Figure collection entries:
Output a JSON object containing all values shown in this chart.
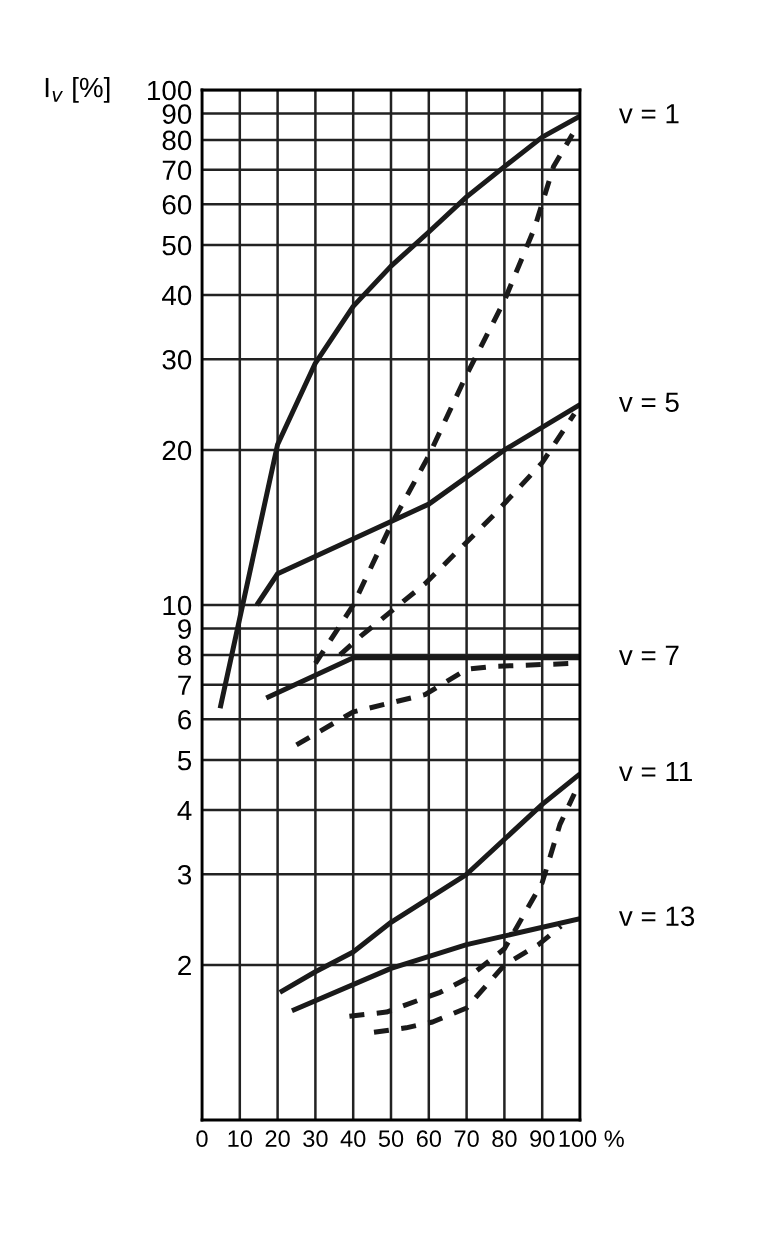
{
  "chart_data": {
    "type": "line",
    "ylabel": "I$_{v}$ [%]",
    "log": "y",
    "grid": true,
    "marker": "none",
    "xlim": [
      0,
      100
    ],
    "xticks": [
      0,
      10,
      20,
      30,
      40,
      50,
      60,
      70,
      80,
      90,
      {
        "value": 100,
        "label": "100 %"
      }
    ],
    "ylim": [
      1,
      100
    ],
    "yticks": [
      2,
      3,
      4,
      5,
      6,
      7,
      8,
      9,
      10,
      20,
      30,
      40,
      50,
      60,
      70,
      80,
      90,
      100
    ],
    "series": [
      {
        "name": "v = 1",
        "color": "#1a1a1a",
        "line_style": "solid",
        "x": [
          4.8,
          20,
          30,
          40,
          50,
          60,
          70,
          80,
          90,
          100
        ],
        "values": [
          6.3,
          20.5,
          29.5,
          38,
          45.5,
          53,
          62,
          71,
          81,
          89
        ]
      },
      {
        "color": "#1a1a1a",
        "line_style": "dashed",
        "x": [
          30,
          40,
          50,
          60,
          70,
          80,
          88,
          93,
          98
        ],
        "values": [
          7.7,
          10,
          14.3,
          19.5,
          28,
          39,
          54,
          71,
          82
        ]
      },
      {
        "name": "v = 5",
        "color": "#1a1a1a",
        "line_style": "solid",
        "x": [
          14.5,
          20,
          60,
          80,
          100
        ],
        "values": [
          10,
          11.5,
          15.7,
          20,
          24.5
        ]
      },
      {
        "color": "#1a1a1a",
        "line_style": "dashed",
        "x": [
          36.5,
          42,
          59,
          77,
          90,
          98.5
        ],
        "values": [
          8,
          8.7,
          11,
          14.9,
          18.9,
          23.5
        ]
      },
      {
        "name": "v = 7",
        "color": "#1a1a1a",
        "line_style": "solid",
        "x": [
          17,
          40,
          100
        ],
        "values": [
          6.6,
          7.9,
          7.9
        ]
      },
      {
        "color": "#1a1a1a",
        "line_style": "dashed",
        "x": [
          25,
          40,
          59,
          70,
          77,
          98
        ],
        "values": [
          5.35,
          6.2,
          6.7,
          7.5,
          7.6,
          7.7
        ]
      },
      {
        "name": "v = 11",
        "color": "#1a1a1a",
        "line_style": "solid",
        "x": [
          20.6,
          30,
          40,
          50,
          70,
          90,
          100
        ],
        "values": [
          1.77,
          1.94,
          2.12,
          2.42,
          3.0,
          4.1,
          4.7
        ]
      },
      {
        "color": "#1a1a1a",
        "line_style": "dashed",
        "x": [
          39,
          48.8,
          63,
          70,
          80,
          90,
          94.7,
          98.5
        ],
        "values": [
          1.59,
          1.62,
          1.77,
          1.88,
          2.15,
          2.89,
          3.75,
          4.3
        ]
      },
      {
        "name": "v = 13",
        "color": "#1a1a1a",
        "line_style": "solid",
        "x": [
          23.8,
          50,
          70,
          100
        ],
        "values": [
          1.63,
          1.97,
          2.19,
          2.46
        ]
      },
      {
        "color": "#1a1a1a",
        "line_style": "dashed",
        "x": [
          45.5,
          54,
          61,
          70,
          80,
          89,
          95
        ],
        "values": [
          1.48,
          1.51,
          1.55,
          1.65,
          2.0,
          2.19,
          2.38
        ]
      }
    ]
  }
}
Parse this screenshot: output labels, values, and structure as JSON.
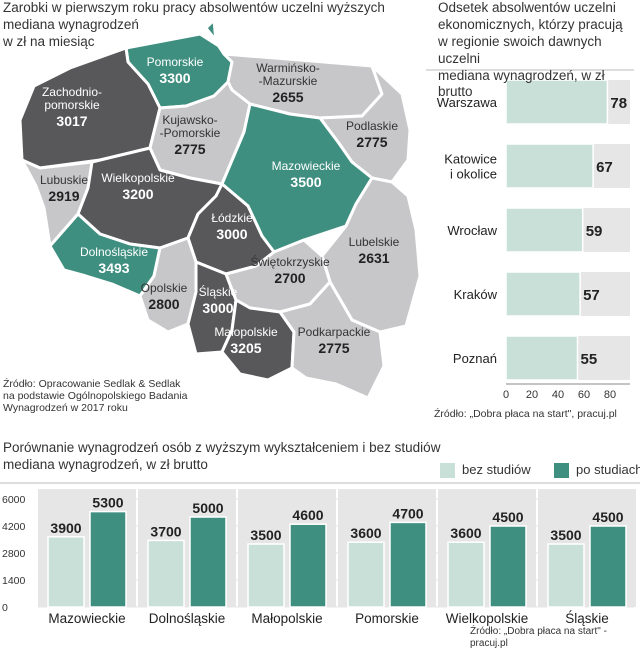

▸ TASK PROMPT
Find the word "name" in the data and copy out each line where it turns up.

▸ WORKED ANSWER
        "name": "v = 1",
        "name": "v = 5",
        "name": "v = 7",
        "name": "v = 11",
        "name": "v = 13",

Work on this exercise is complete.